Stated task:
Work out how many lines of the records contain "Signal". Answer with the number and nothing else.

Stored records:

•••••

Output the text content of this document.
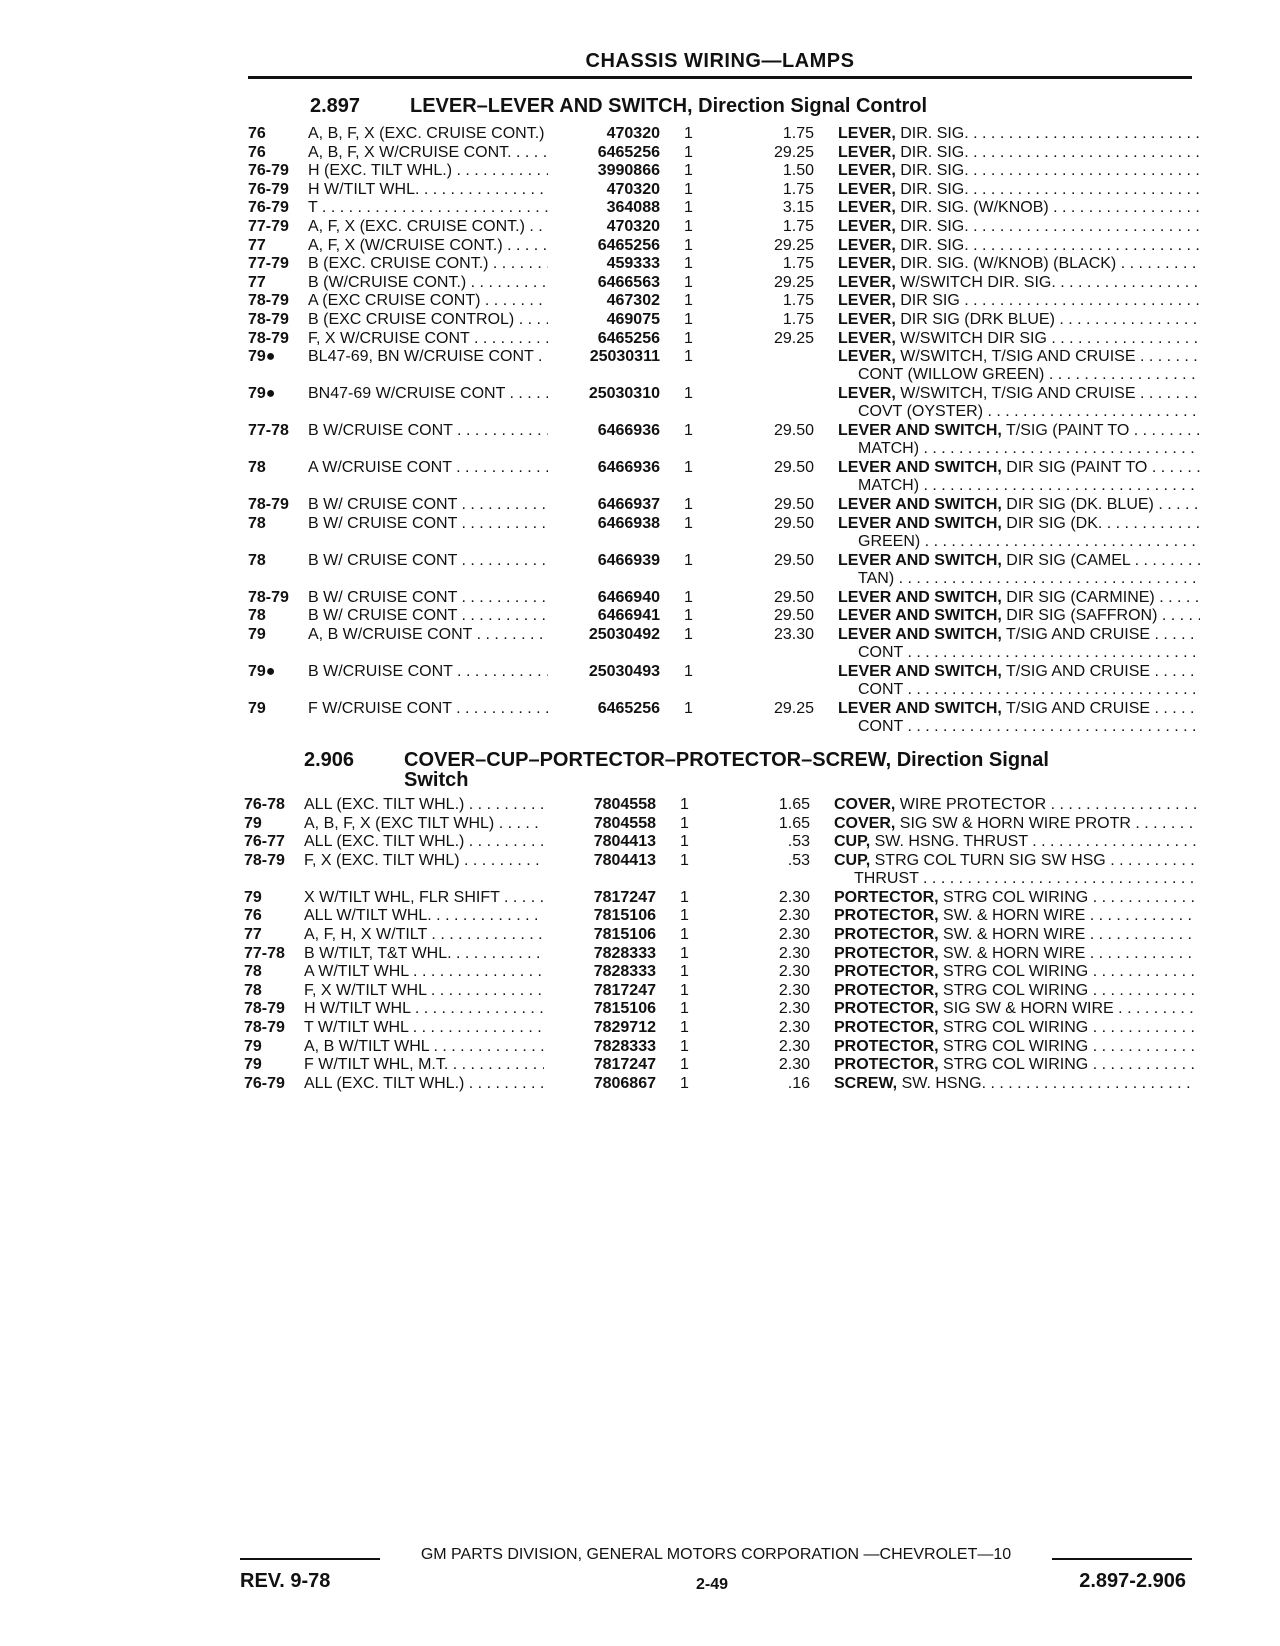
CHASSIS WIRING—LAMPS
2.897 LEVER–LEVER AND SWITCH, Direction Signal Control
2.906 COVER–CUP–PORTECTOR–PROTECTOR–SCREW, Direction Signal
Switch
76	A, B, F, X (EXC. CRUISE CONT.) . . .	470320 1	1.75 LEVER, DIR. SIG. . . .
76	A, B, F, X W/CRUISE CONT. . . .	6465256 1	29.25 LEVER, DIR. SIG. . . .
76-79	H (EXC. TILT WHL.) . . .	3990866 1	1.50 LEVER, DIR. SIG. . . .
76-79	H W/TILT WHL. . . .	470320 1	1.75 LEVER, DIR. SIG. . . .
76-79	T . . .	364088 1	3.15 LEVER, DIR. SIG. (W/KNOB) . . .
77-79	A, F, X (EXC. CRUISE CONT.) . . .	470320 1	1.75 LEVER, DIR. SIG. . . .
77	A, F, X (W/CRUISE CONT.) . . .	6465256 1	29.25 LEVER, DIR. SIG. . . .
77-79	B (EXC. CRUISE CONT.) . . .	459333 1	1.75 LEVER, DIR. SIG. (W/KNOB) (BLACK) . . .
77	B (W/CRUISE CONT.) . . .	6466563 1	29.25 LEVER, W/SWITCH DIR. SIG. . . .
78-79	A (EXC CRUISE CONT) . . .	467302 1	1.75 LEVER, DIR SIG . . .
78-79	B (EXC CRUISE CONTROL) . . .	469075 1	1.75 LEVER, DIR SIG (DRK BLUE) . . .
78-79	F, X W/CRUISE CONT . . .	6465256 1	29.25 LEVER, W/SWITCH DIR SIG . . .
79●	BL47-69, BN W/CRUISE CONT . . .	25030311 1	LEVER, W/SWITCH, T/SIG AND CRUISE . . .
CONT (WILLOW GREEN) . . .
79●	BN47-69 W/CRUISE CONT . . .	25030310 1	LEVER, W/SWITCH, T/SIG AND CRUISE . . .
COVT (OYSTER) . . .
77-78	B W/CRUISE CONT . . .	6466936 1	29.50 LEVER AND SWITCH, T/SIG (PAINT TO . . .
MATCH) . . .
78	A W/CRUISE CONT . . .	6466936 1	29.50 LEVER AND SWITCH, DIR SIG (PAINT TO . . .
MATCH) . . .
78-79	B W/ CRUISE CONT . . .	6466937 1	29.50 LEVER AND SWITCH, DIR SIG (DK. BLUE) . . .
78	B W/ CRUISE CONT . . .	6466938 1	29.50 LEVER AND SWITCH, DIR SIG (DK. . . .
GREEN) . . .
78	B W/ CRUISE CONT . . .	6466939 1	29.50 LEVER AND SWITCH, DIR SIG (CAMEL . . .
TAN) . . .
78-79	B W/ CRUISE CONT . . .	6466940 1	29.50 LEVER AND SWITCH, DIR SIG (CARMINE) . . .
78	B W/ CRUISE CONT . . .	6466941 1	29.50 LEVER AND SWITCH, DIR SIG (SAFFRON) . . .
79	A, B W/CRUISE CONT . . .	25030492 1	23.30 LEVER AND SWITCH, T/SIG AND CRUISE . . .
CONT . . .
79●	B W/CRUISE CONT . . .	25030493 1	LEVER AND SWITCH, T/SIG AND CRUISE . . .
CONT . . .
79	F W/CRUISE CONT . . .	6465256 1	29.25 LEVER AND SWITCH, T/SIG AND CRUISE . . .
CONT . . .
76-78	ALL (EXC. TILT WHL.) . . .	7804558 1	1.65 COVER, WIRE PROTECTOR . . .
79	A, B, F, X (EXC TILT WHL) . . .	7804558 1	1.65 COVER, SIG SW & HORN WIRE PROTR . . .
76-77	ALL (EXC. TILT WHL.) . . .	7804413 1	.53 CUP, SW. HSNG. THRUST . . .
78-79	F, X (EXC. TILT WHL) . . .	7804413 1	.53 CUP, STRG COL TURN SIG SW HSG . . .
THRUST . . .
79	X W/TILT WHL, FLR SHIFT . . .	7817247 1	2.30 PORTECTOR, STRG COL WIRING . . .
76	ALL W/TILT WHL. . . .	7815106 1	2.30 PROTECTOR, SW. & HORN WIRE . . .
77	A, F, H, X W/TILT . . .	7815106 1	2.30 PROTECTOR, SW. & HORN WIRE . . .
77-78	B W/TILT, T&T WHL. . . .	7828333 1	2.30 PROTECTOR, SW. & HORN WIRE . . .
78	A W/TILT WHL . . .	7828333 1	2.30 PROTECTOR, STRG COL WIRING . . .
78	F, X W/TILT WHL . . .	7817247 1	2.30 PROTECTOR, STRG COL WIRING . . .
78-79	H W/TILT WHL . . .	7815106 1	2.30 PROTECTOR, SIG SW & HORN WIRE . . .
78-79	T W/TILT WHL . . .	7829712 1	2.30 PROTECTOR, STRG COL WIRING . . .
79	A, B W/TILT WHL . . .	7828333 1	2.30 PROTECTOR, STRG COL WIRING . . .
79	F W/TILT WHL, M.T. . . .	7817247 1	2.30 PROTECTOR, STRG COL WIRING . . .
76-79	ALL (EXC. TILT WHL.) . . .	7806867 1	.16 SCREW, SW. HSNG. . . .
GM PARTS DIVISION, GENERAL MOTORS CORPORATION —CHEVROLET—10
REV. 9-78	2-49	2.897-2.906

•••••

Exercise output:
2